→ **GIVEN EXERCISE**:
Isolate every line in the data with the string "color" and copy it.
BEGIN
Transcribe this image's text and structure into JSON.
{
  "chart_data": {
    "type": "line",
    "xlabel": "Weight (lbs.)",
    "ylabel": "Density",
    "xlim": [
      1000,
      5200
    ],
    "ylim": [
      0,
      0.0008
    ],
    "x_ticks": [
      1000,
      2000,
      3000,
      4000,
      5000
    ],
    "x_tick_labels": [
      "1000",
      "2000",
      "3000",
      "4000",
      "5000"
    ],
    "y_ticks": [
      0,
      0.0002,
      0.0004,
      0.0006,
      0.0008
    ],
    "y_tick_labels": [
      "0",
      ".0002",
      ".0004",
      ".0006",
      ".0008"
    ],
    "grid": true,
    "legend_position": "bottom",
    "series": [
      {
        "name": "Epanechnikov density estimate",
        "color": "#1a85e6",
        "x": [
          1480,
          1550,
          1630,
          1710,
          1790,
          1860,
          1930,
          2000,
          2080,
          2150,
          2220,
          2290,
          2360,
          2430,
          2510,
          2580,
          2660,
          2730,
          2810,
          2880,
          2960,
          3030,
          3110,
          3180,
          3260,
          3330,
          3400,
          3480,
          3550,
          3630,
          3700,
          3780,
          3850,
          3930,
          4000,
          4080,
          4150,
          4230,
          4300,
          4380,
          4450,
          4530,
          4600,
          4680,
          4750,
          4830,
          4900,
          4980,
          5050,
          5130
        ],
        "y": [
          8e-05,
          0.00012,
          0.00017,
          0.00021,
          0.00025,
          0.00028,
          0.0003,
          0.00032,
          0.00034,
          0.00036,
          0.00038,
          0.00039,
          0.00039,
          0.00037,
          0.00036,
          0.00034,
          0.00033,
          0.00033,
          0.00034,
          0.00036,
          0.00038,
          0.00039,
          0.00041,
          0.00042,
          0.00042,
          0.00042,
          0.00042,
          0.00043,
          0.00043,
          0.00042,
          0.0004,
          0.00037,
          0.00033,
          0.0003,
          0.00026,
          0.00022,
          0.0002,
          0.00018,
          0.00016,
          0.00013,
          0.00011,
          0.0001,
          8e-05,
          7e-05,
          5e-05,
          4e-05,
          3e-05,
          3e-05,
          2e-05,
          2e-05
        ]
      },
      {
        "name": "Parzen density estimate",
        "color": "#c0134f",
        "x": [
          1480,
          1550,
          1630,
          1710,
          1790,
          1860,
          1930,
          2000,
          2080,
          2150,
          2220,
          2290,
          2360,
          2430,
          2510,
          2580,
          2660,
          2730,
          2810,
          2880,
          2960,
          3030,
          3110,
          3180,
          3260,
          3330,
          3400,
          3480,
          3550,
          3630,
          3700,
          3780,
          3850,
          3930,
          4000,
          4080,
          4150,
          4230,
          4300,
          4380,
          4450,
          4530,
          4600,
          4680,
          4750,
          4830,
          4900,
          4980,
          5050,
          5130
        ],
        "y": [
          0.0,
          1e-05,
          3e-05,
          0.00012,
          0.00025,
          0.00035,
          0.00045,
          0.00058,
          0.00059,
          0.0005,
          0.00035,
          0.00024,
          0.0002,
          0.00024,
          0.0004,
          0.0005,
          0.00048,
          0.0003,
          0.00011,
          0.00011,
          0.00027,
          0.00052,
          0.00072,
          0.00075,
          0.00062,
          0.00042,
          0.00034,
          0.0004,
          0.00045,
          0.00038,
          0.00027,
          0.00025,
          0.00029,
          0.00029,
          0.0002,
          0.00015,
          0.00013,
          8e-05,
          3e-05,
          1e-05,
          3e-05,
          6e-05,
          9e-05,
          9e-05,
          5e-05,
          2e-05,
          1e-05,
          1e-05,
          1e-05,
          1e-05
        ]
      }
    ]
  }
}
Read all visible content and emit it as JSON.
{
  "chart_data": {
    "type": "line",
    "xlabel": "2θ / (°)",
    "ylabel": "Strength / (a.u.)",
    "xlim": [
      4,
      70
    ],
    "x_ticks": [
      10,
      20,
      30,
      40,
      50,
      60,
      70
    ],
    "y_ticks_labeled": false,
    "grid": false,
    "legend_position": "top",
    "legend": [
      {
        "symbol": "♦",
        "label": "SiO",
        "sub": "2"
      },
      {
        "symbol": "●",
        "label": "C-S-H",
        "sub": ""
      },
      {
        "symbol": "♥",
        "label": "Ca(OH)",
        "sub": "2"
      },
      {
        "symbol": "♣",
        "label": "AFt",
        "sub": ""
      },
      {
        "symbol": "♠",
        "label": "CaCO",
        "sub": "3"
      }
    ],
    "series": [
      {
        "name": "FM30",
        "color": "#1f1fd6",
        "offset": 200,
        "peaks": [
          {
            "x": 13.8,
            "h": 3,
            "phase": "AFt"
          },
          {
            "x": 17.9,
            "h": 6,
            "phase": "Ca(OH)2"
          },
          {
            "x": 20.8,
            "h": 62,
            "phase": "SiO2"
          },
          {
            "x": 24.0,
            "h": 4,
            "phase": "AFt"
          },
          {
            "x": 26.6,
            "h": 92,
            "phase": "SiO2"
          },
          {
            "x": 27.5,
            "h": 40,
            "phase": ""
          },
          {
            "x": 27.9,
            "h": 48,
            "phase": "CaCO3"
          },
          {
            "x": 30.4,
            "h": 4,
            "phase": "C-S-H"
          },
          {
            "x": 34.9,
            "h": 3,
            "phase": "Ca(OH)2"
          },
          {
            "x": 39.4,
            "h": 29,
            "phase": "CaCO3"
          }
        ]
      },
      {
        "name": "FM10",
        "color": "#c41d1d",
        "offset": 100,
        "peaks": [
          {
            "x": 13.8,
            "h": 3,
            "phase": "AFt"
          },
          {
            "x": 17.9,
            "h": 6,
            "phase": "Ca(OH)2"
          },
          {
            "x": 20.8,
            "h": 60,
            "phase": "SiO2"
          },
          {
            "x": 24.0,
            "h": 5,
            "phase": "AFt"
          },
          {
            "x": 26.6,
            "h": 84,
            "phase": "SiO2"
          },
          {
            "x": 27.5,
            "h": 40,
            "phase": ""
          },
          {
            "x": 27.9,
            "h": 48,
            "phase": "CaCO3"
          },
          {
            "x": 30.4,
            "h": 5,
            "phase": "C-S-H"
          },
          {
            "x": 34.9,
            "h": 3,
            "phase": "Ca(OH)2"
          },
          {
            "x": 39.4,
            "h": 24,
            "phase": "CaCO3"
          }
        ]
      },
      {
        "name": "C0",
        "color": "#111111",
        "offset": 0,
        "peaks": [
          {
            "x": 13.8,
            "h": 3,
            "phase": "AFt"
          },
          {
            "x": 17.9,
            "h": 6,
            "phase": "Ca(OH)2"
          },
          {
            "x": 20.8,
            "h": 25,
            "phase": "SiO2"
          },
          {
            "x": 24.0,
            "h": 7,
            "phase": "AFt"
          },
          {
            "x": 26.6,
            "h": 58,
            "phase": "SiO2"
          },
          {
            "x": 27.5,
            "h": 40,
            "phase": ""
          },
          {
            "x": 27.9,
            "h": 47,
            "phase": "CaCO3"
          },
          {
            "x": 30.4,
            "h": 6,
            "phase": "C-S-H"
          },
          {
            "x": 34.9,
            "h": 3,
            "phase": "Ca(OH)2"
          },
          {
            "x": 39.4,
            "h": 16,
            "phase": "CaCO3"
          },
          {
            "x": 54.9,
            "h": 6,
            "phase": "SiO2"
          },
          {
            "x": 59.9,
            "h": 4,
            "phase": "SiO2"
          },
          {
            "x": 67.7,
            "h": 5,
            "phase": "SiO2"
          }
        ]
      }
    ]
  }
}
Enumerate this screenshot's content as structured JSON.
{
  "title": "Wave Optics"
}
END
→ **FINAL RESULT**:
        "color": "#1a85e6",
        "color": "#c0134f",
        "color": "#1f1fd6",
        "color": "#c41d1d",
        "color": "#111111",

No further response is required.